__WHAT TO PRODUCE__. Locate the string "cảnh" in the records below. Copy every line where it occurs.
=== RECORD EXCERPTS ===
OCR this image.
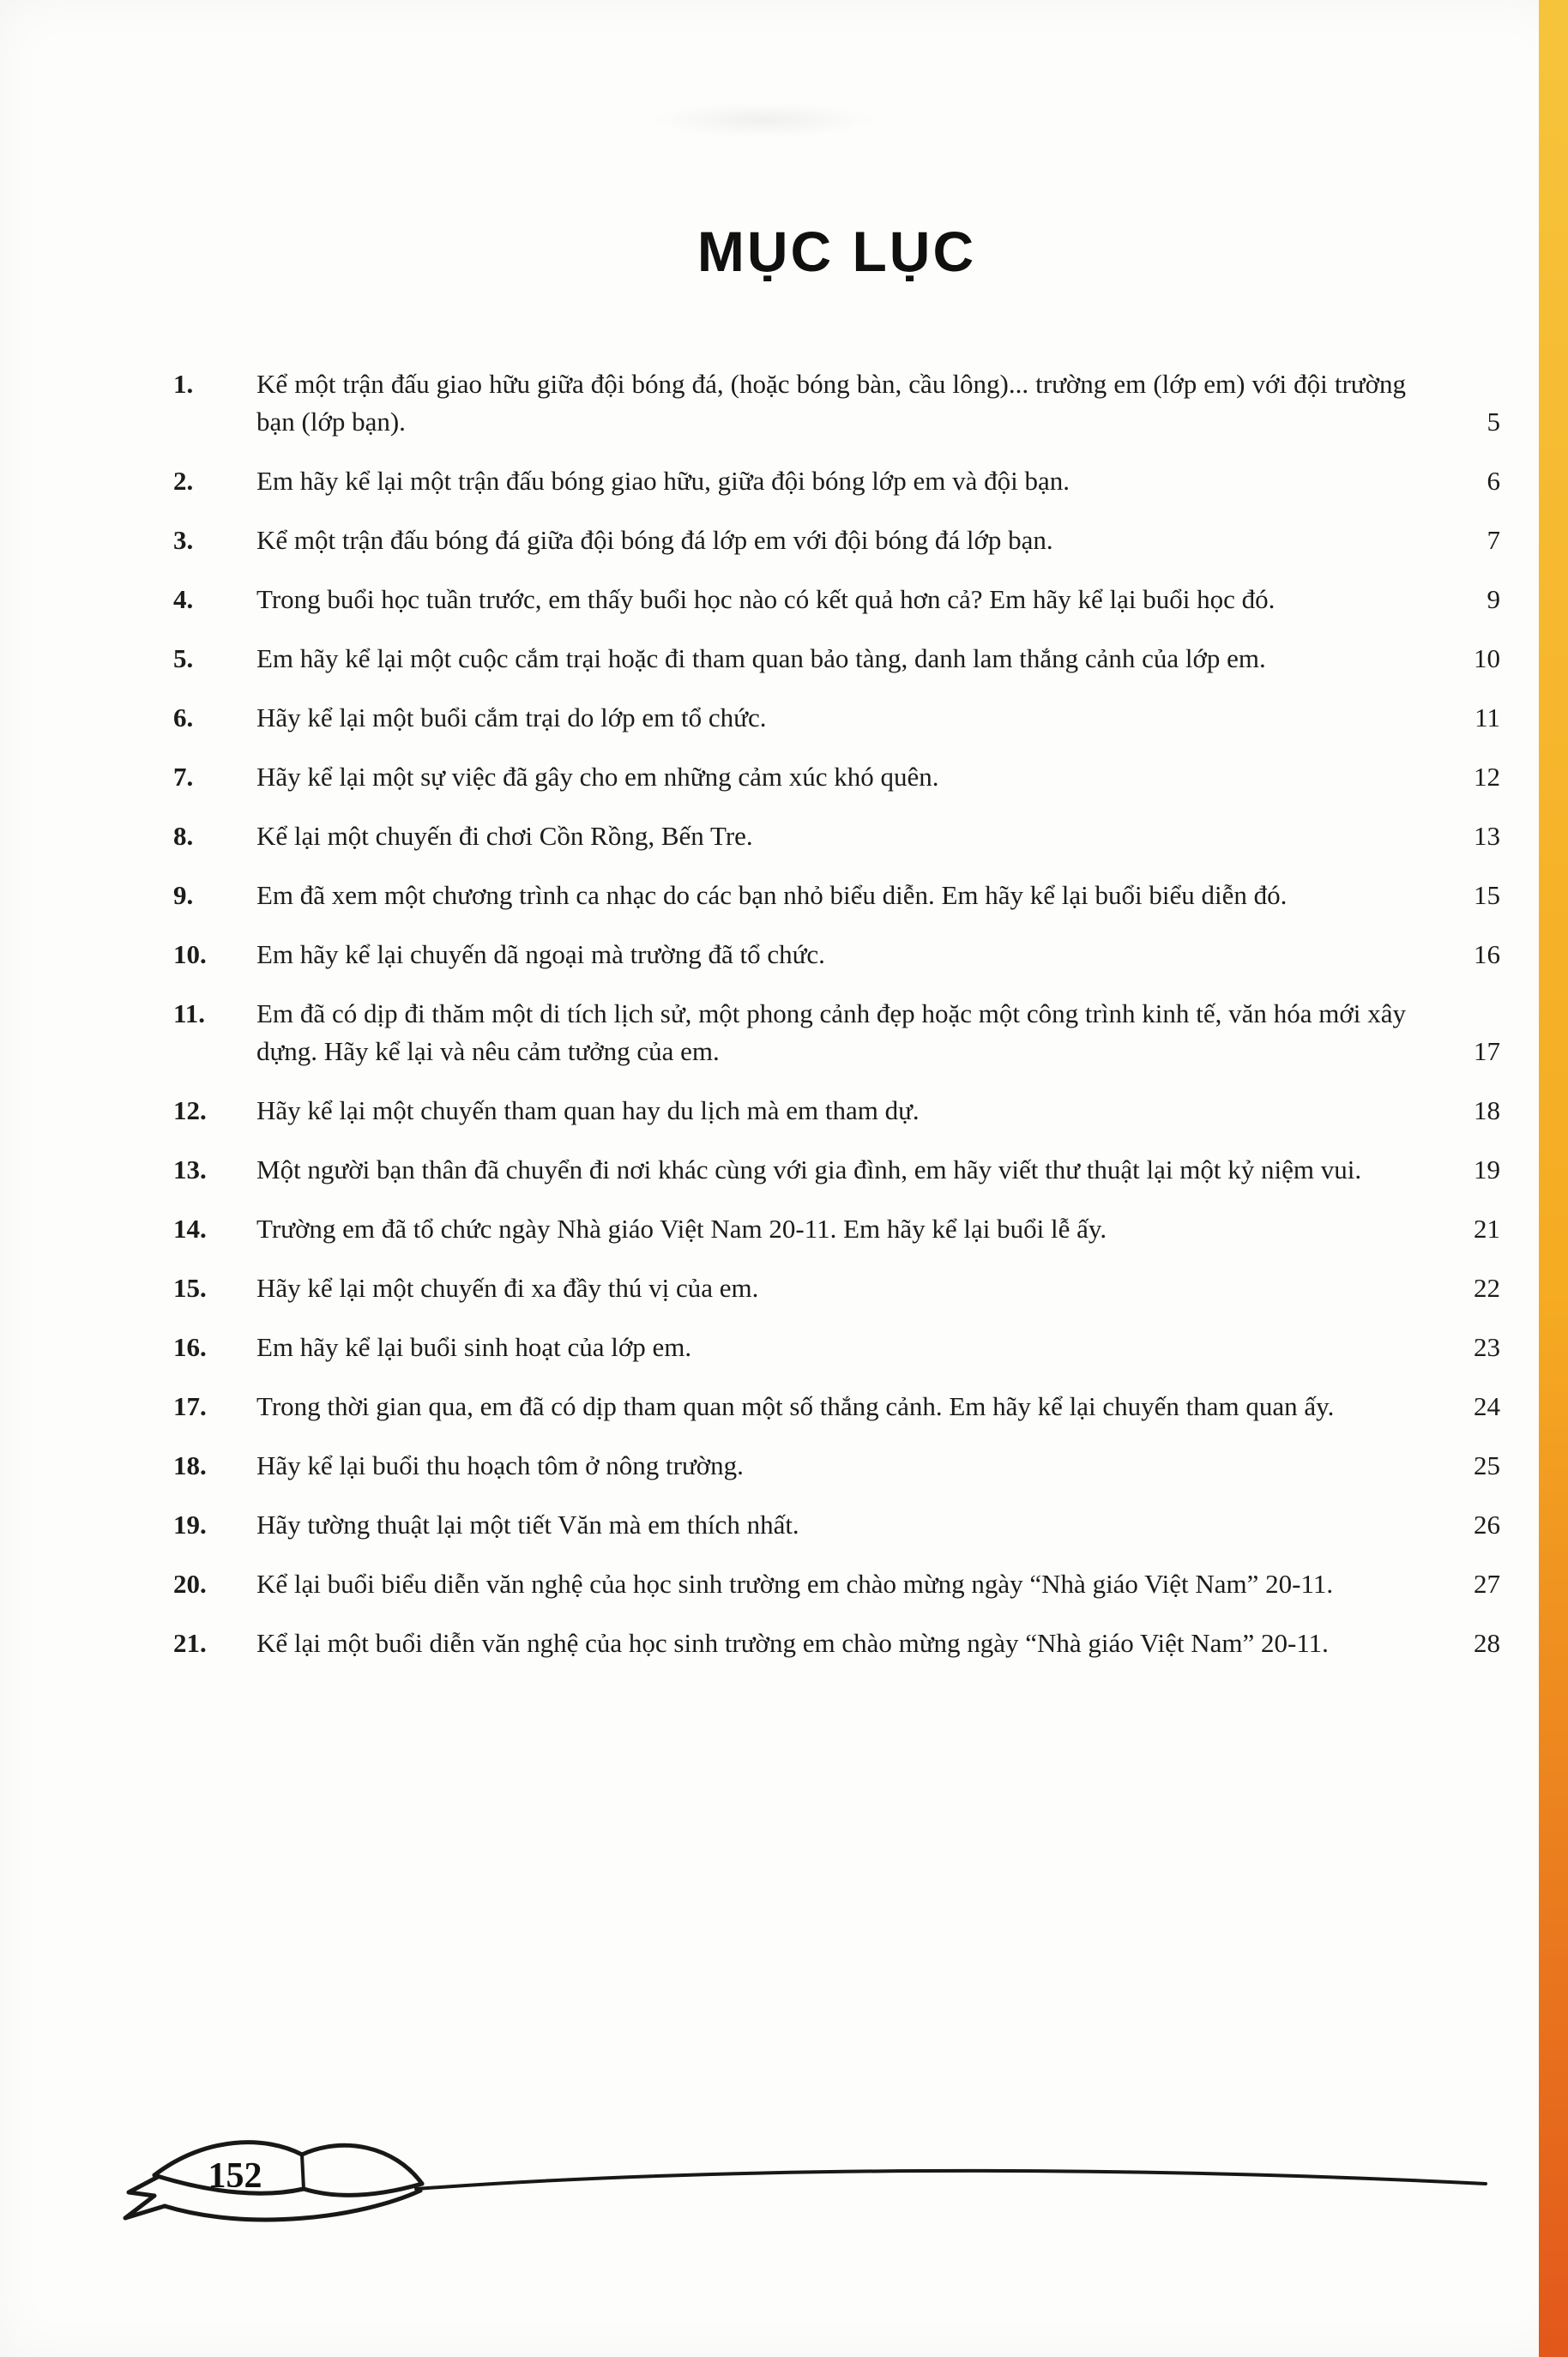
MỤC LỤC
1.	Kể một trận đấu giao hữu giữa đội bóng đá, (hoặc bóng bàn, cầu lông)... trường em (lớp em) với đội trường bạn (lớp bạn).	5
2.	Em hãy kể lại một trận đấu bóng giao hữu, giữa đội bóng lớp em và đội bạn.	6
3.	Kể một trận đấu bóng đá giữa đội bóng đá lớp em với đội bóng đá lớp bạn.	7
4.	Trong buổi học tuần trước, em thấy buổi học nào có kết quả hơn cả? Em hãy kể lại buổi học đó.	9
5.	Em hãy kể lại một cuộc cắm trại hoặc đi tham quan bảo tàng, danh lam thắng cảnh của lớp em.	10
6.	Hãy kể lại một buổi cắm trại do lớp em tổ chức.	11
7.	Hãy kể lại một sự việc đã gây cho em những cảm xúc khó quên.	12
8.	Kể lại một chuyến đi chơi Cồn Rồng, Bến Tre.	13
9.	Em đã xem một chương trình ca nhạc do các bạn nhỏ biểu diễn. Em hãy kể lại buổi biểu diễn đó.	15
10.	Em hãy kể lại chuyến dã ngoại mà trường đã tổ chức.	16
11.	Em đã có dịp đi thăm một di tích lịch sử, một phong cảnh đẹp hoặc một công trình kinh tế, văn hóa mới xây dựng. Hãy kể lại và nêu cảm tưởng của em.	17
12.	Hãy kể lại một chuyến tham quan hay du lịch mà em tham dự.	18
13.	Một người bạn thân đã chuyển đi nơi khác cùng với gia đình, em hãy viết thư thuật lại một kỷ niệm vui.	19
14.	Trường em đã tổ chức ngày Nhà giáo Việt Nam 20-11. Em hãy kể lại buổi lễ ấy.	21
15.	Hãy kể lại một chuyến đi xa đầy thú vị của em.	22
16.	Em hãy kể lại buổi sinh hoạt của lớp em.	23
17.	Trong thời gian qua, em đã có dịp tham quan một số thắng cảnh. Em hãy kể lại chuyến tham quan ấy.	24
18.	Hãy kể lại buổi thu hoạch tôm ở nông trường.	25
19.	Hãy tường thuật lại một tiết Văn mà em thích nhất.	26
20.	Kể lại buổi biểu diễn văn nghệ của học sinh trường em chào mừng ngày “Nhà giáo Việt Nam” 20-11.	27
21.	Kể lại một buổi diễn văn nghệ của học sinh trường em chào mừng ngày “Nhà giáo Việt Nam” 20-11.	28
152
===
__FINISHED ANSWER__.
5.	Em hãy kể lại một cuộc cắm trại hoặc đi tham quan bảo tàng, danh lam thắng cảnh của lớp em.	10
11.	Em đã có dịp đi thăm một di tích lịch sử, một phong cảnh đẹp hoặc một công trình kinh tế, văn hóa mới xây dựng. Hãy kể lại và nêu cảm tưởng của em.	17
17.	Trong thời gian qua, em đã có dịp tham quan một số thắng cảnh. Em hãy kể lại chuyến tham quan ấy.	24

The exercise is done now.